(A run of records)
========================================
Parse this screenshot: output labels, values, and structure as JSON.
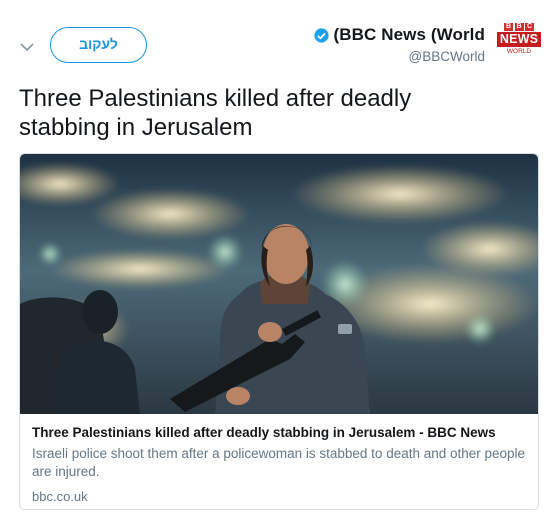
{
  "header": {
    "follow_label": "לעקוב",
    "display_name": "(BBC News (World",
    "handle": "@BBCWorld",
    "verified_icon": "verified-badge-icon",
    "menu_icon": "chevron-down-icon"
  },
  "avatar": {
    "bbc_letters": [
      "B",
      "B",
      "C"
    ],
    "news": "NEWS",
    "world": "WORLD"
  },
  "tweet": {
    "text": "Three Palestinians killed after deadly stabbing in Jerusalem"
  },
  "card": {
    "title": "Three Palestinians killed after deadly stabbing in Jerusalem - BBC News",
    "description": "Israeli police shoot them after a policewoman is stabbed to death and other people are injured.",
    "domain": "bbc.co.uk"
  },
  "colors": {
    "accent": "#1b95e0",
    "brand_red": "#c51d1d",
    "secondary_text": "#657786"
  }
}
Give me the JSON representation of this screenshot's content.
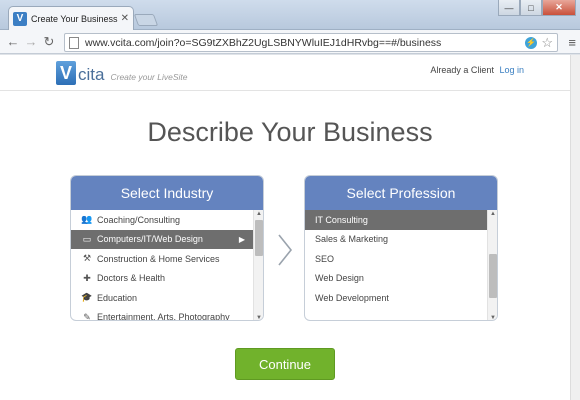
{
  "browser": {
    "tab_title": "Create Your Business Acc",
    "url": "www.vcita.com/join?o=SG9tZXBhZ2UgLSBNYWluIEJ1dHRvbg==#/business",
    "win_min": "—",
    "win_max": "□",
    "win_close": "✕",
    "tab_close": "✕",
    "back": "←",
    "forward": "→",
    "reload": "↻",
    "star": "☆",
    "menu": "≡",
    "ext": "⚡"
  },
  "header": {
    "logo_letter": "V",
    "logo_text": "cita",
    "tagline": "Create your LiveSite",
    "client_text": "Already a Client",
    "login_label": "Log in"
  },
  "headline": "Describe Your Business",
  "industry": {
    "title": "Select Industry",
    "items": [
      {
        "label": "Coaching/Consulting",
        "icon": "people-icon",
        "glyph": "👥"
      },
      {
        "label": "Computers/IT/Web Design",
        "icon": "monitor-icon",
        "glyph": "▭"
      },
      {
        "label": "Construction & Home Services",
        "icon": "hammer-icon",
        "glyph": "⚒"
      },
      {
        "label": "Doctors & Health",
        "icon": "medical-kit-icon",
        "glyph": "✚"
      },
      {
        "label": "Education",
        "icon": "graduation-cap-icon",
        "glyph": "🎓"
      },
      {
        "label": "Entertainment, Arts, Photography",
        "icon": "brush-icon",
        "glyph": "✎"
      }
    ],
    "selected_index": 1,
    "selected_arrow": "▶"
  },
  "profession": {
    "title": "Select Profession",
    "items": [
      {
        "label": "IT Consulting"
      },
      {
        "label": "Sales & Marketing"
      },
      {
        "label": "SEO"
      },
      {
        "label": "Web Design"
      },
      {
        "label": "Web Development"
      }
    ],
    "selected_index": 0
  },
  "continue_label": "Continue",
  "colors": {
    "panel_header": "#6483bf",
    "continue": "#71b22c",
    "selected_row": "#6e6e6e",
    "login_link": "#3a7fc1"
  }
}
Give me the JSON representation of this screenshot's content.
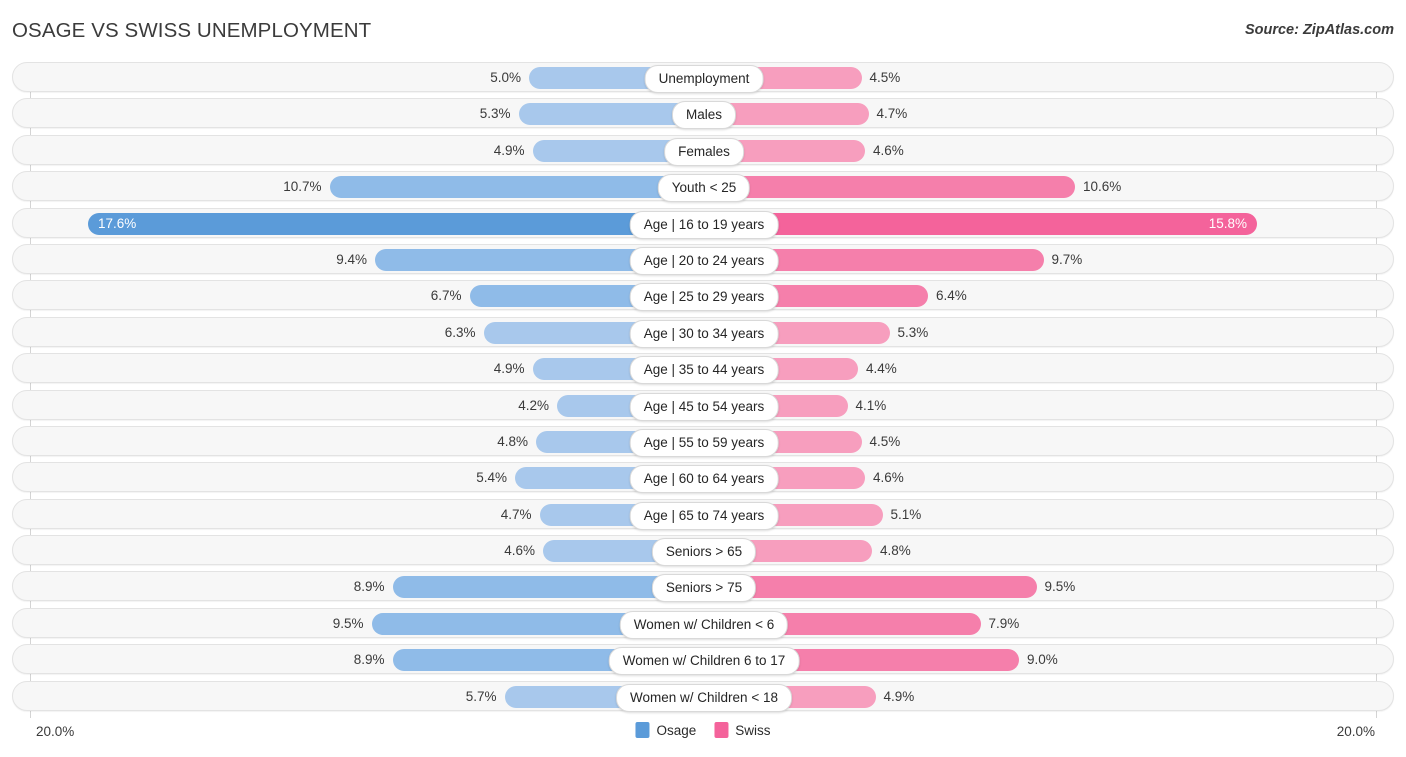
{
  "header": {
    "title": "OSAGE VS SWISS UNEMPLOYMENT",
    "source": "Source: ZipAtlas.com"
  },
  "footer": {
    "axis_min_label": "20.0%",
    "axis_max_label": "20.0%",
    "legend": [
      {
        "label": "Osage",
        "color": "#5b9bd9",
        "swatch": "osage"
      },
      {
        "label": "Swiss",
        "color": "#f4639b",
        "swatch": "swiss"
      }
    ]
  },
  "axis": {
    "max_value": 20.0,
    "left_color_light": "#a8c8ec",
    "left_color_dark": "#5b9bd9",
    "right_color_light": "#f79ebe",
    "right_color_dark": "#f4639b"
  },
  "chart_data": {
    "type": "bar",
    "title": "OSAGE VS SWISS UNEMPLOYMENT",
    "subtitle": "",
    "xlabel": "",
    "ylabel": "",
    "orientation": "horizontal-diverging",
    "axis_max": 20.0,
    "xlim": [
      20.0,
      20.0
    ],
    "grid": false,
    "legend_position": "bottom-center",
    "categories": [
      "Unemployment",
      "Males",
      "Females",
      "Youth < 25",
      "Age | 16 to 19 years",
      "Age | 20 to 24 years",
      "Age | 25 to 29 years",
      "Age | 30 to 34 years",
      "Age | 35 to 44 years",
      "Age | 45 to 54 years",
      "Age | 55 to 59 years",
      "Age | 60 to 64 years",
      "Age | 65 to 74 years",
      "Seniors > 65",
      "Seniors > 75",
      "Women w/ Children < 6",
      "Women w/ Children 6 to 17",
      "Women w/ Children < 18"
    ],
    "series": [
      {
        "name": "Osage",
        "side": "left",
        "color": "#a8c8ec",
        "values": [
          5.0,
          5.3,
          4.9,
          10.7,
          17.6,
          9.4,
          6.7,
          6.3,
          4.9,
          4.2,
          4.8,
          5.4,
          4.7,
          4.6,
          8.9,
          9.5,
          8.9,
          5.7
        ]
      },
      {
        "name": "Swiss",
        "side": "right",
        "color": "#f79ebe",
        "values": [
          4.5,
          4.7,
          4.6,
          10.6,
          15.8,
          9.7,
          6.4,
          5.3,
          4.4,
          4.1,
          4.5,
          4.6,
          5.1,
          4.8,
          9.5,
          7.9,
          9.0,
          4.9
        ]
      }
    ]
  },
  "rows": [
    {
      "label": "Unemployment",
      "left": "5.0%",
      "right": "4.5%",
      "left_val": 5.0,
      "right_val": 4.5,
      "style": "normal"
    },
    {
      "label": "Males",
      "left": "5.3%",
      "right": "4.7%",
      "left_val": 5.3,
      "right_val": 4.7,
      "style": "normal"
    },
    {
      "label": "Females",
      "left": "4.9%",
      "right": "4.6%",
      "left_val": 4.9,
      "right_val": 4.6,
      "style": "normal"
    },
    {
      "label": "Youth < 25",
      "left": "10.7%",
      "right": "10.6%",
      "left_val": 10.7,
      "right_val": 10.6,
      "style": "mid"
    },
    {
      "label": "Age | 16 to 19 years",
      "left": "17.6%",
      "right": "15.8%",
      "left_val": 17.6,
      "right_val": 15.8,
      "style": "highlight"
    },
    {
      "label": "Age | 20 to 24 years",
      "left": "9.4%",
      "right": "9.7%",
      "left_val": 9.4,
      "right_val": 9.7,
      "style": "mid"
    },
    {
      "label": "Age | 25 to 29 years",
      "left": "6.7%",
      "right": "6.4%",
      "left_val": 6.7,
      "right_val": 6.4,
      "style": "mid"
    },
    {
      "label": "Age | 30 to 34 years",
      "left": "6.3%",
      "right": "5.3%",
      "left_val": 6.3,
      "right_val": 5.3,
      "style": "normal"
    },
    {
      "label": "Age | 35 to 44 years",
      "left": "4.9%",
      "right": "4.4%",
      "left_val": 4.9,
      "right_val": 4.4,
      "style": "normal"
    },
    {
      "label": "Age | 45 to 54 years",
      "left": "4.2%",
      "right": "4.1%",
      "left_val": 4.2,
      "right_val": 4.1,
      "style": "normal"
    },
    {
      "label": "Age | 55 to 59 years",
      "left": "4.8%",
      "right": "4.5%",
      "left_val": 4.8,
      "right_val": 4.5,
      "style": "normal"
    },
    {
      "label": "Age | 60 to 64 years",
      "left": "5.4%",
      "right": "4.6%",
      "left_val": 5.4,
      "right_val": 4.6,
      "style": "normal"
    },
    {
      "label": "Age | 65 to 74 years",
      "left": "4.7%",
      "right": "5.1%",
      "left_val": 4.7,
      "right_val": 5.1,
      "style": "normal"
    },
    {
      "label": "Seniors > 65",
      "left": "4.6%",
      "right": "4.8%",
      "left_val": 4.6,
      "right_val": 4.8,
      "style": "normal"
    },
    {
      "label": "Seniors > 75",
      "left": "8.9%",
      "right": "9.5%",
      "left_val": 8.9,
      "right_val": 9.5,
      "style": "mid"
    },
    {
      "label": "Women w/ Children < 6",
      "left": "9.5%",
      "right": "7.9%",
      "left_val": 9.5,
      "right_val": 7.9,
      "style": "mid"
    },
    {
      "label": "Women w/ Children 6 to 17",
      "left": "8.9%",
      "right": "9.0%",
      "left_val": 8.9,
      "right_val": 9.0,
      "style": "mid"
    },
    {
      "label": "Women w/ Children < 18",
      "left": "5.7%",
      "right": "4.9%",
      "left_val": 5.7,
      "right_val": 4.9,
      "style": "normal"
    }
  ]
}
========================================
_Task goal_. Gather up the lines that contain the word "Seniors".

_Complete answer_.
      "Seniors > 65",
      "Seniors > 75",
      "label": "Seniors > 65",
      "label": "Seniors > 75",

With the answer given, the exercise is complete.